Short problem.
Where a line of the listing below includes the word "name", reproduce that line.

-- Available records start --

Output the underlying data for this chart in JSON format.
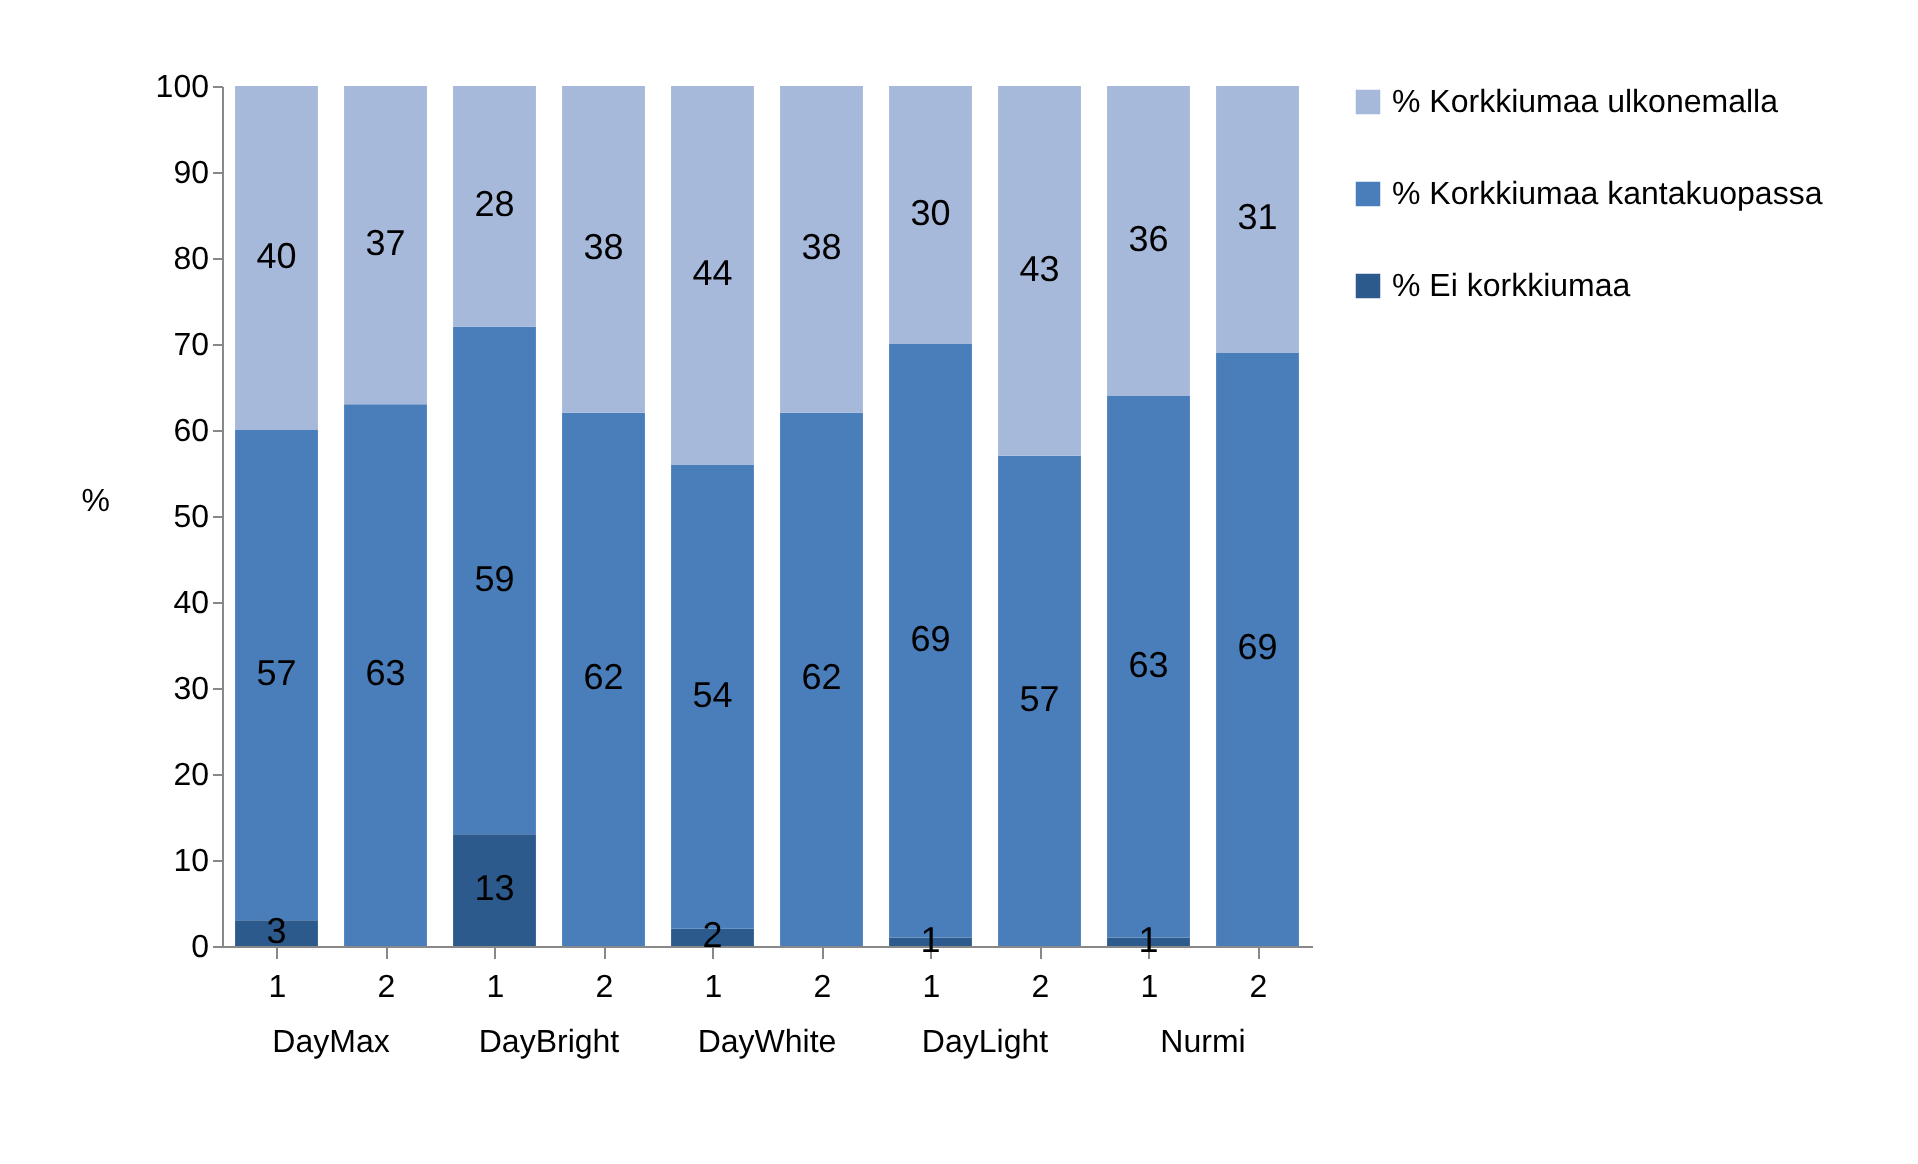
{
  "chart_data": {
    "type": "bar",
    "stacked": true,
    "ylabel": "%",
    "categories": [
      "1",
      "2",
      "1",
      "2",
      "1",
      "2",
      "1",
      "2",
      "1",
      "2"
    ],
    "annotations": [
      "DayMax",
      "DayBright",
      "DayWhite",
      "DayLight",
      "Nurmi"
    ],
    "series": [
      {
        "name": "% Ei korkkiumaa",
        "color": "#2c5a8c",
        "values": [
          3,
          0,
          13,
          0,
          2,
          0,
          1,
          0,
          1,
          0
        ],
        "value_labels": [
          "3",
          null,
          "13",
          null,
          "2",
          null,
          "1",
          null,
          "1",
          null
        ]
      },
      {
        "name": "% Korkkiumaa kantakuopassa",
        "color": "#4a7ebb",
        "values": [
          57,
          63,
          59,
          62,
          54,
          62,
          69,
          57,
          63,
          69
        ],
        "value_labels": [
          "57",
          "63",
          "59",
          "62",
          "54",
          "62",
          "69",
          "57",
          "63",
          "69"
        ]
      },
      {
        "name": "% Korkkiumaa ulkonemalla",
        "color": "#a6b9da",
        "values": [
          40,
          37,
          28,
          38,
          44,
          38,
          30,
          43,
          36,
          31
        ],
        "value_labels": [
          "40",
          "37",
          "28",
          "38",
          "44",
          "38",
          "30",
          "43",
          "36",
          "31"
        ]
      }
    ],
    "ylim": [
      0,
      100
    ],
    "yticks": [
      0,
      10,
      20,
      30,
      40,
      50,
      60,
      70,
      80,
      90,
      100
    ],
    "grid": false,
    "legend": "right"
  }
}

-- Available records end --

Exercise solution.
        "name": "% Ei korkkiumaa",
        "name": "% Korkkiumaa kantakuopassa",
        "name": "% Korkkiumaa ulkonemalla",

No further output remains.